### Data rows ###

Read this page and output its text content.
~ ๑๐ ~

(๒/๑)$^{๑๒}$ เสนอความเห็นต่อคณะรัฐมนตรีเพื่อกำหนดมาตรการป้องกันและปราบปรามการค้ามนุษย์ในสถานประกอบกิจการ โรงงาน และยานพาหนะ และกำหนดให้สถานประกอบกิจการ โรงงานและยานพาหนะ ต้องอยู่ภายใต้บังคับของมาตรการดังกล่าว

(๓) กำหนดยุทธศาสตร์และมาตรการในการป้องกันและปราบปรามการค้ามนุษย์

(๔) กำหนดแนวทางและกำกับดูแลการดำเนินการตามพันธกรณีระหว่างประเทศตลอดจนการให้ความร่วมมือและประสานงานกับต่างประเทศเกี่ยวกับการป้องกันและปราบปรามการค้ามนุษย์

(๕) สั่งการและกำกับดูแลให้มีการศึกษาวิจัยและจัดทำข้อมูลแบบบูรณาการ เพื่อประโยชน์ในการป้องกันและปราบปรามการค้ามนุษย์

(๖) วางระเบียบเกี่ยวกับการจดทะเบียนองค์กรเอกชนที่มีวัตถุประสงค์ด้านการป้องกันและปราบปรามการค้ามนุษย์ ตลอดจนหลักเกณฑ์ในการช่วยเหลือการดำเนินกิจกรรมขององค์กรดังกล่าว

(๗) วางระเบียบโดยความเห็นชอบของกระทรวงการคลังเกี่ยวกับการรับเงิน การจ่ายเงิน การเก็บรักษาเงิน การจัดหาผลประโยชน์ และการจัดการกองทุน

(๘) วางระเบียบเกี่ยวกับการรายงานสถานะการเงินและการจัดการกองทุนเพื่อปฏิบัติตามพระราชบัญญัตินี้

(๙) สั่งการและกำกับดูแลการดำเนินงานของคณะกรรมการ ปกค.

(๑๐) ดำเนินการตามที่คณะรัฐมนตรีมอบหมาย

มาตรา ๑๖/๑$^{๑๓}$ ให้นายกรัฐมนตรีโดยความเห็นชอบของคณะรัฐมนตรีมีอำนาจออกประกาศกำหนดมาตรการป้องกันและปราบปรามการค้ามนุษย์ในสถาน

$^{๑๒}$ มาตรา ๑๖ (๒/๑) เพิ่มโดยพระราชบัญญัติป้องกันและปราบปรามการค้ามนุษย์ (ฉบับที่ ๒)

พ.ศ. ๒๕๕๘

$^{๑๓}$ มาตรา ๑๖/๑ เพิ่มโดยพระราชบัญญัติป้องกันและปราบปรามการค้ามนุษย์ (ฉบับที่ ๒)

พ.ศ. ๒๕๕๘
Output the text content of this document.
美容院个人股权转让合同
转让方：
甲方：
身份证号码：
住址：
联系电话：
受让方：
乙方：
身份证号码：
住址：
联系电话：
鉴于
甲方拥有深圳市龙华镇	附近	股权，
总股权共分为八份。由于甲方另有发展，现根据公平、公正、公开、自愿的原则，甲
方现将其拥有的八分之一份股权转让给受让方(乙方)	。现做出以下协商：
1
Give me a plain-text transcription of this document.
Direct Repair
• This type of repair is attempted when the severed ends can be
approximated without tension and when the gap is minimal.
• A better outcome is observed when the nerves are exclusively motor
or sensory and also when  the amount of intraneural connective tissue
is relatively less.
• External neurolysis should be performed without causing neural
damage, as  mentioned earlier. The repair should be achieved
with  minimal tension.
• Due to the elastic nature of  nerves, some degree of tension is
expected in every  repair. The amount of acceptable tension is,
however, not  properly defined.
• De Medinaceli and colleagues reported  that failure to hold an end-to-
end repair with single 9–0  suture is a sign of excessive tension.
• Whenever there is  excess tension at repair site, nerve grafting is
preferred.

###

Extract the full listing above without alteration.

Read this page and output its text content.
~ ๑๐ ~

(๒/๑)$^{๑๒}$ เสนอความเห็นต่อคณะรัฐมนตรีเพื่อกำหนดมาตรการป้องกันและปราบปรามการค้ามนุษย์ในสถานประกอบกิจการ โรงงาน และยานพาหนะ และกำหนดให้สถานประกอบกิจการ โรงงานและยานพาหนะ ต้องอยู่ภายใต้บังคับของมาตรการดังกล่าว

(๓) กำหนดยุทธศาสตร์และมาตรการในการป้องกันและปราบปรามการค้ามนุษย์

(๔) กำหนดแนวทางและกำกับดูแลการดำเนินการตามพันธกรณีระหว่างประเทศตลอดจนการให้ความร่วมมือและประสานงานกับต่างประเทศเกี่ยวกับการป้องกันและปราบปรามการค้ามนุษย์

(๕) สั่งการและกำกับดูแลให้มีการศึกษาวิจัยและจัดทำข้อมูลแบบบูรณาการ เพื่อประโยชน์ในการป้องกันและปราบปรามการค้ามนุษย์

(๖) วางระเบียบเกี่ยวกับการจดทะเบียนองค์กรเอกชนที่มีวัตถุประสงค์ด้านการป้องกันและปราบปรามการค้ามนุษย์ ตลอดจนหลักเกณฑ์ในการช่วยเหลือการดำเนินกิจกรรมขององค์กรดังกล่าว

(๗) วางระเบียบโดยความเห็นชอบของกระทรวงการคลังเกี่ยวกับการรับเงิน การจ่ายเงิน การเก็บรักษาเงิน การจัดหาผลประโยชน์ และการจัดการกองทุน

(๘) วางระเบียบเกี่ยวกับการรายงานสถานะการเงินและการจัดการกองทุนเพื่อปฏิบัติตามพระราชบัญญัตินี้

(๙) สั่งการและกำกับดูแลการดำเนินงานของคณะกรรมการ ปกค.

(๑๐) ดำเนินการตามที่คณะรัฐมนตรีมอบหมาย

มาตรา ๑๖/๑$^{๑๓}$ ให้นายกรัฐมนตรีโดยความเห็นชอบของคณะรัฐมนตรีมีอำนาจออกประกาศกำหนดมาตรการป้องกันและปราบปรามการค้ามนุษย์ในสถาน

$^{๑๒}$ มาตรา ๑๖ (๒/๑) เพิ่มโดยพระราชบัญญัติป้องกันและปราบปรามการค้ามนุษย์ (ฉบับที่ ๒)

พ.ศ. ๒๕๕๘

$^{๑๓}$ มาตรา ๑๖/๑ เพิ่มโดยพระราชบัญญัติป้องกันและปราบปรามการค้ามนุษย์ (ฉบับที่ ๒)

พ.ศ. ๒๕๕๘
Output the text content of this document.
美容院个人股权转让合同
转让方：
甲方：
身份证号码：
住址：
联系电话：
受让方：
乙方：
身份证号码：
住址：
联系电话：
鉴于
甲方拥有深圳市龙华镇	附近	股权，
总股权共分为八份。由于甲方另有发展，现根据公平、公正、公开、自愿的原则，甲
方现将其拥有的八分之一份股权转让给受让方(乙方)	。现做出以下协商：
1
Give me a plain-text transcription of this document.
Direct Repair
• This type of repair is attempted when the severed ends can be
approximated without tension and when the gap is minimal.
• A better outcome is observed when the nerves are exclusively motor
or sensory and also when  the amount of intraneural connective tissue
is relatively less.
• External neurolysis should be performed without causing neural
damage, as  mentioned earlier. The repair should be achieved
with  minimal tension.
• Due to the elastic nature of  nerves, some degree of tension is
expected in every  repair. The amount of acceptable tension is,
however, not  properly defined.
• De Medinaceli and colleagues reported  that failure to hold an end-to-
end repair with single 9–0  suture is a sign of excessive tension.
• Whenever there is  excess tension at repair site, nerve grafting is
preferred.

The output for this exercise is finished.